Select and reproduce each line of the listing below that bears the string "条理较清楚".

Available records –
++++++++++
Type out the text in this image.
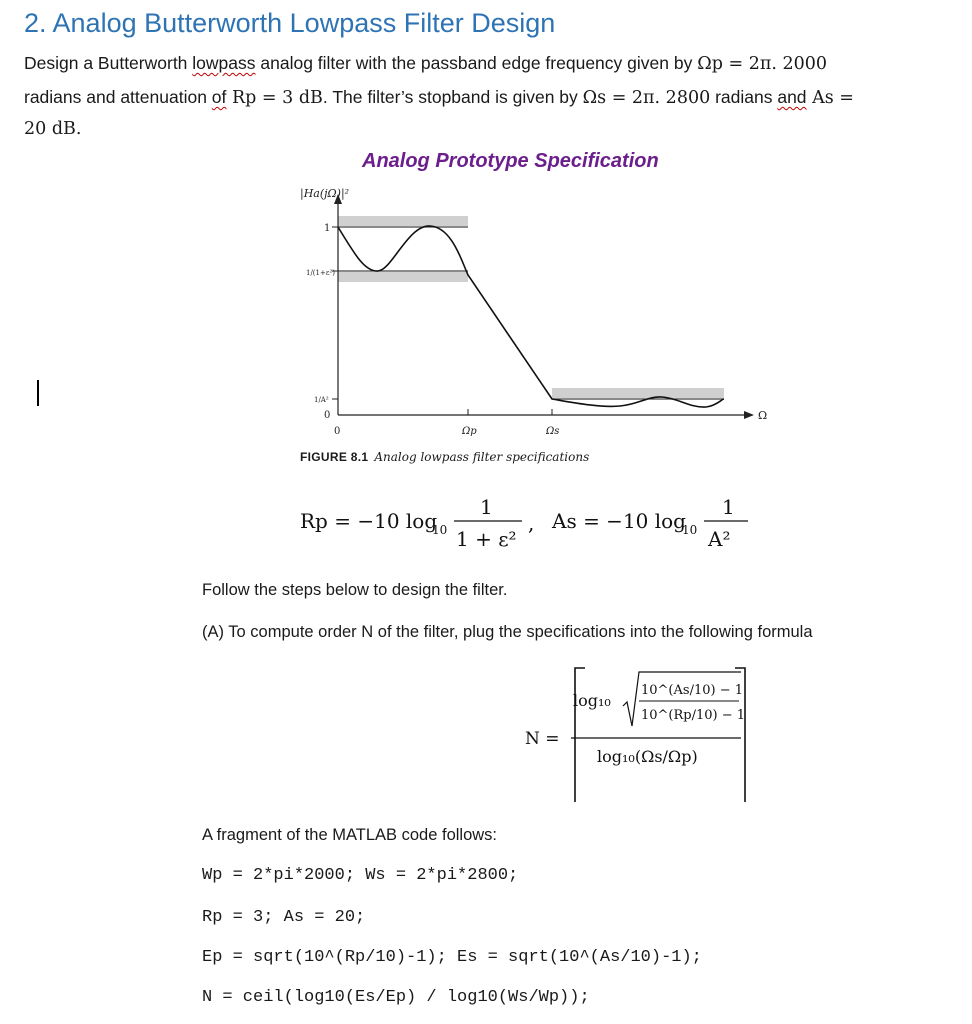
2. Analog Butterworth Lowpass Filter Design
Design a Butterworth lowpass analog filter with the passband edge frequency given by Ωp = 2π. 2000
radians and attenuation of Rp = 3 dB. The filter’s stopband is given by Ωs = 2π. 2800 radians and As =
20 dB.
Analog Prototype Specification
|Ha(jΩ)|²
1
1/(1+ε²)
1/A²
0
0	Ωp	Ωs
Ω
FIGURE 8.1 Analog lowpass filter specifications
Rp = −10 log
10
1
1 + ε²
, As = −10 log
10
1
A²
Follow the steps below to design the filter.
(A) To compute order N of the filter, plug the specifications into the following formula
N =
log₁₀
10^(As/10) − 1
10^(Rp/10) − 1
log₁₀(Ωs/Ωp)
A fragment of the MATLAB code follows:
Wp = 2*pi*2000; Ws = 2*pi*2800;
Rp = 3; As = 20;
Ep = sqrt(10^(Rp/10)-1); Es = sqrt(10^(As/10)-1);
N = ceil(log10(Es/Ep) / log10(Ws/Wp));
++++++++++
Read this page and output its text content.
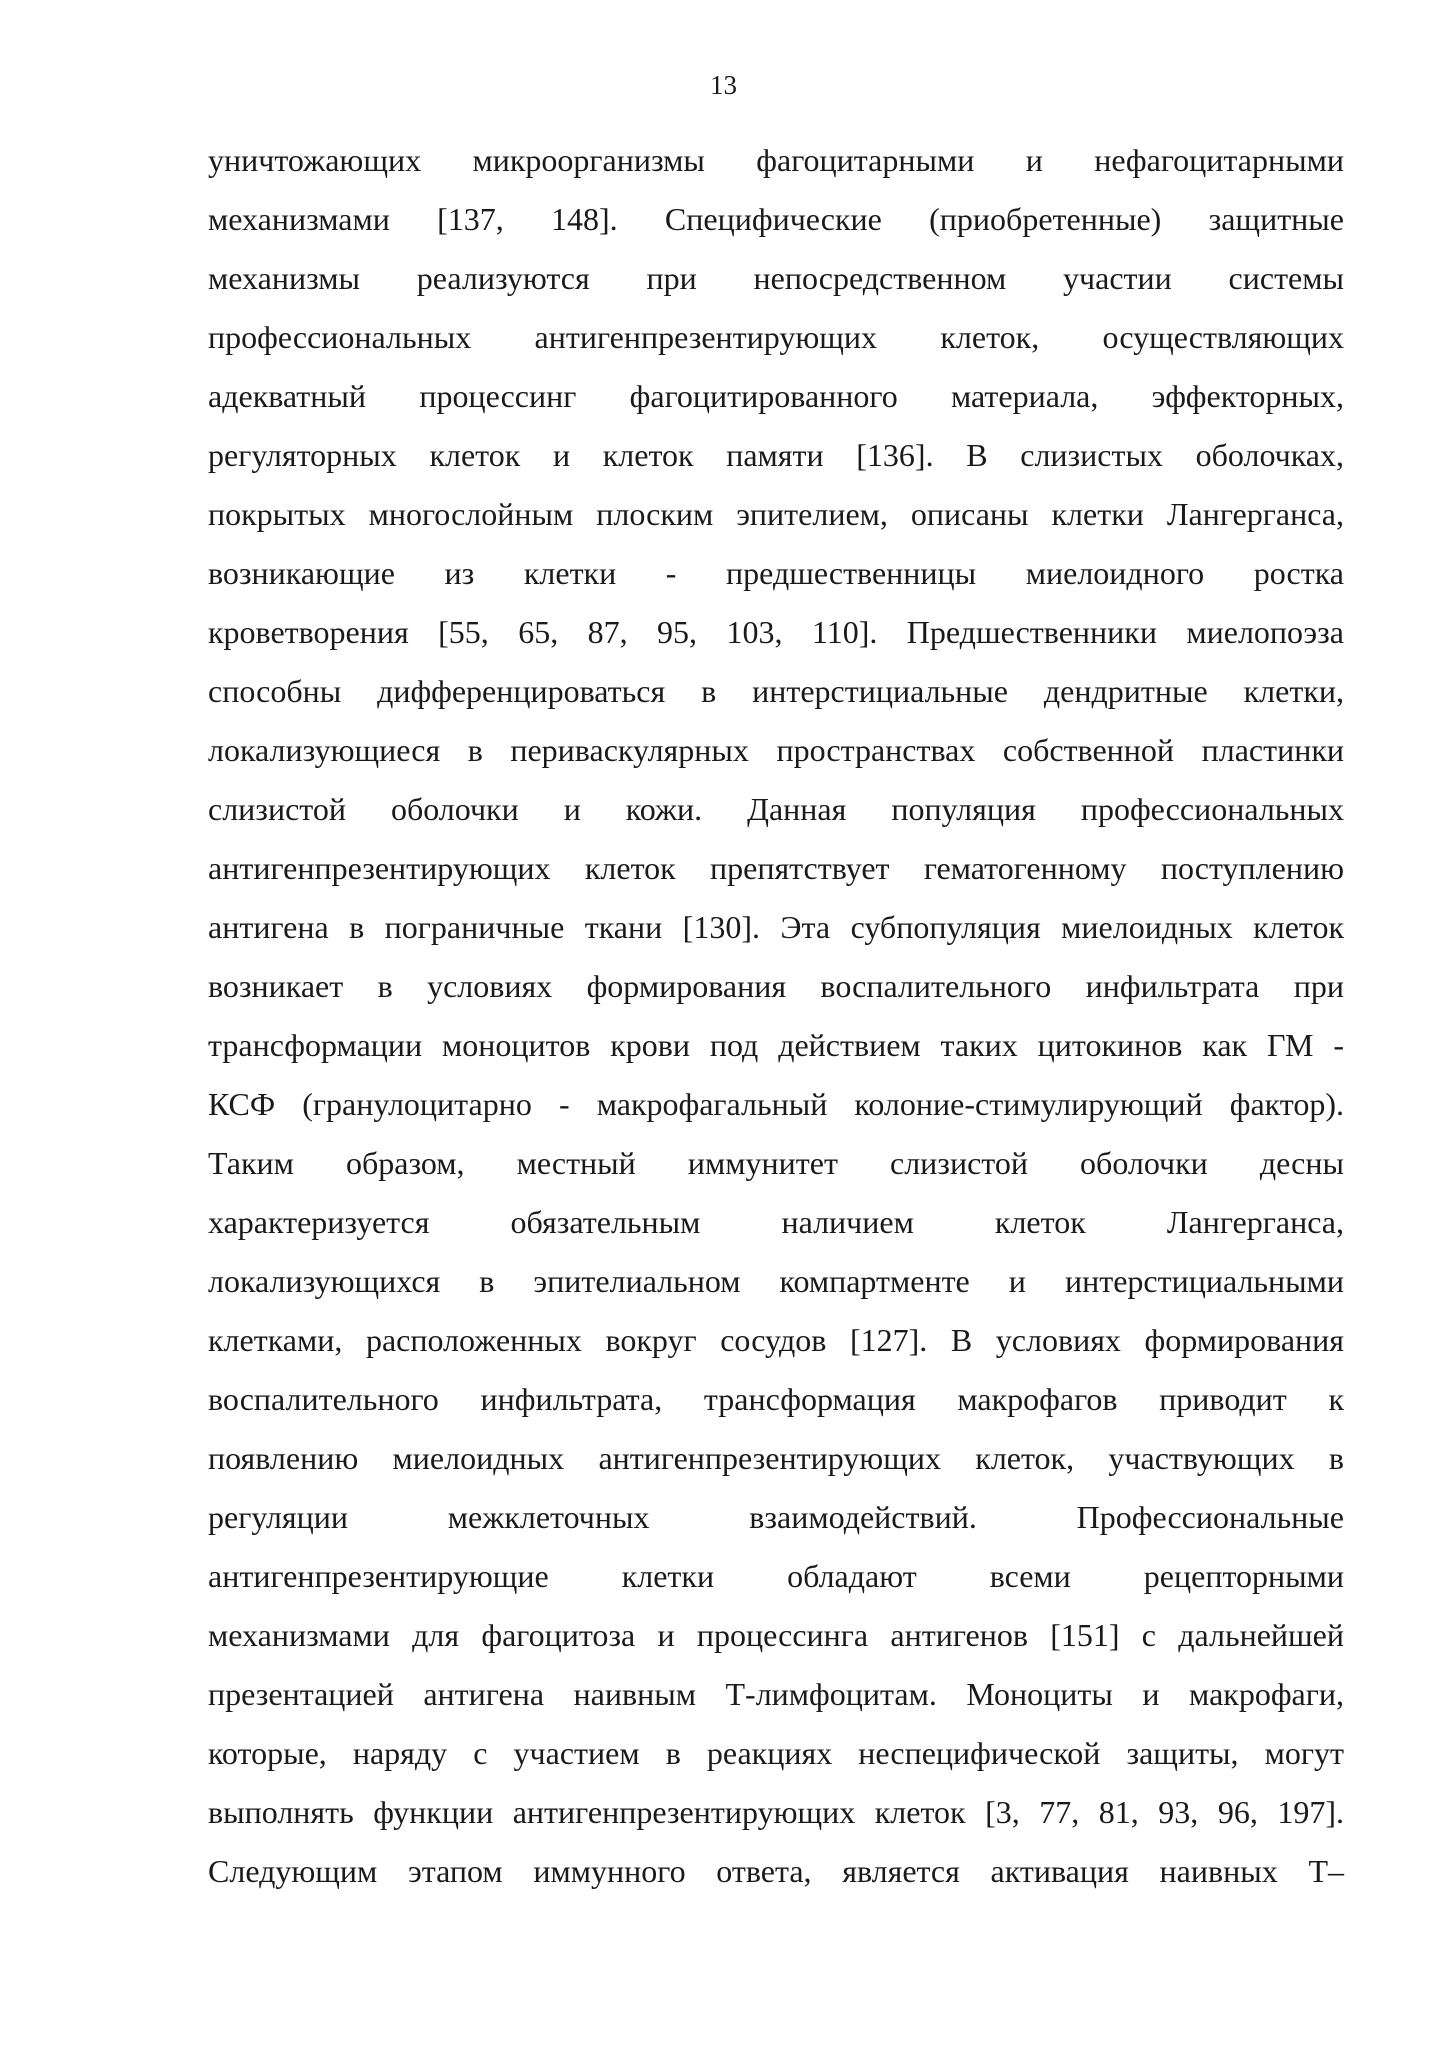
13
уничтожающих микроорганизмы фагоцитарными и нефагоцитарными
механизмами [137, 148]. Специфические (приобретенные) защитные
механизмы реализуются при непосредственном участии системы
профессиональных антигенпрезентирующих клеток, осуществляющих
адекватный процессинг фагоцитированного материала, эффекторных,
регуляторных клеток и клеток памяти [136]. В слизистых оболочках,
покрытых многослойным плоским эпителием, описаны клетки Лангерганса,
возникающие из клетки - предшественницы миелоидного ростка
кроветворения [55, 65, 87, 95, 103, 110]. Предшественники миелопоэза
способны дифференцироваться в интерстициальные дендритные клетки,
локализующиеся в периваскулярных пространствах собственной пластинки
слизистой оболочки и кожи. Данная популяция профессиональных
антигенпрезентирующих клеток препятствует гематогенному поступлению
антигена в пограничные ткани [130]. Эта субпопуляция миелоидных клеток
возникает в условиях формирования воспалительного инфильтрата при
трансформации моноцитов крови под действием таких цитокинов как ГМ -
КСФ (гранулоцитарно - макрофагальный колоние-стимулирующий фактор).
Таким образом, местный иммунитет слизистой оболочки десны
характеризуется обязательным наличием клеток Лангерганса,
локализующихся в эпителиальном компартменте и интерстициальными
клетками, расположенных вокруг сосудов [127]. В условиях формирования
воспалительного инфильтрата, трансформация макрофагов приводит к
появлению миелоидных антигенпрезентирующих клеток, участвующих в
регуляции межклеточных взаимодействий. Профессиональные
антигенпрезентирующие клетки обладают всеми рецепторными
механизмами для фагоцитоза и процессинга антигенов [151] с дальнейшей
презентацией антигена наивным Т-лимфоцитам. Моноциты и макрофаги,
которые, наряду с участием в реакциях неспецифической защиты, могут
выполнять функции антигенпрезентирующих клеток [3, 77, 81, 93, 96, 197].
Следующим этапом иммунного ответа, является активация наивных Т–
++++++++++
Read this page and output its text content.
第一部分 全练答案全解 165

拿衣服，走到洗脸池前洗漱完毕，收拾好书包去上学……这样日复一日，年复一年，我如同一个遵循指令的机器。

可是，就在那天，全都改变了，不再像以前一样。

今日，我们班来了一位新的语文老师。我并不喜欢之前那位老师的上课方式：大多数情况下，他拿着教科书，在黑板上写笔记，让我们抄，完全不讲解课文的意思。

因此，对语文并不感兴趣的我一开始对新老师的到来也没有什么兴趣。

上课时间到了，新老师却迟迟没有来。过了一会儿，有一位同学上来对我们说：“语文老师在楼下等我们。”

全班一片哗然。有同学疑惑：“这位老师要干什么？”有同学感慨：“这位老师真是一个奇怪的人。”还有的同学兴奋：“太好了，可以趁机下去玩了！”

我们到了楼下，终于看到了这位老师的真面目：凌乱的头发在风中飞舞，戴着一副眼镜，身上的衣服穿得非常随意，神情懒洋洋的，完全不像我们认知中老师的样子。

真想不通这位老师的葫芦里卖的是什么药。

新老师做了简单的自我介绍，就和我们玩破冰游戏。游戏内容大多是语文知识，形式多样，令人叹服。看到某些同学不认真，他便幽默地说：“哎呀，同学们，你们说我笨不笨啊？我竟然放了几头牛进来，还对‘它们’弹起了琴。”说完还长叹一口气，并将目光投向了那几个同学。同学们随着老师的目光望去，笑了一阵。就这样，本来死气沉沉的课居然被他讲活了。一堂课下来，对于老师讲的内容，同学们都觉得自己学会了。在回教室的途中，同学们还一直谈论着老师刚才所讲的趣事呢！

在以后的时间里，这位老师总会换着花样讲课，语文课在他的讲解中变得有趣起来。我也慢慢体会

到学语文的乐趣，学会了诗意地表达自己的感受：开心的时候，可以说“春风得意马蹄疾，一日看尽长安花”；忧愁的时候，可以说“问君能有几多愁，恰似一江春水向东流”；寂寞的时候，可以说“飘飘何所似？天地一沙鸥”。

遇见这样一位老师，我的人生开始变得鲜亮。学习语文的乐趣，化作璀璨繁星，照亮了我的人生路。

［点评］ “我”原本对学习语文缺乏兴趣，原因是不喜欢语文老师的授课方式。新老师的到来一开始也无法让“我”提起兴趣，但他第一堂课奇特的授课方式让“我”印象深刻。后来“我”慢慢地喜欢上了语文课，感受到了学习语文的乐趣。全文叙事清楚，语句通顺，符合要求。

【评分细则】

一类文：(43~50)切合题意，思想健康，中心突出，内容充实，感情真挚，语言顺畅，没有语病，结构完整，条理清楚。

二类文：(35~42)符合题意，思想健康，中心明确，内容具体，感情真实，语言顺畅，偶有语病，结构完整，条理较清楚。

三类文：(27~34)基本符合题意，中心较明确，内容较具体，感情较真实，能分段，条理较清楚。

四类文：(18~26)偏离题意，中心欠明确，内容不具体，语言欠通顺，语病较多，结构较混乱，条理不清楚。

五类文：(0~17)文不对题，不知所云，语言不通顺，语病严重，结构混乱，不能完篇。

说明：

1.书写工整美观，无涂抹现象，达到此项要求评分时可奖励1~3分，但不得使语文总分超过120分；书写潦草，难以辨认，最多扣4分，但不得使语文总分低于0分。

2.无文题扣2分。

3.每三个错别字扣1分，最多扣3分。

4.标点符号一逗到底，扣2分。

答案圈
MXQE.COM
++++++++++
Answer to this problem –
二类文：(35~42)符合题意，思想健康，中心明确，内容具体，感情真实，语言顺畅，偶有语病，结构完整，条理较清楚。
三类文：(27~34)基本符合题意，中心较明确，内容较具体，感情较真实，能分段，条理较清楚。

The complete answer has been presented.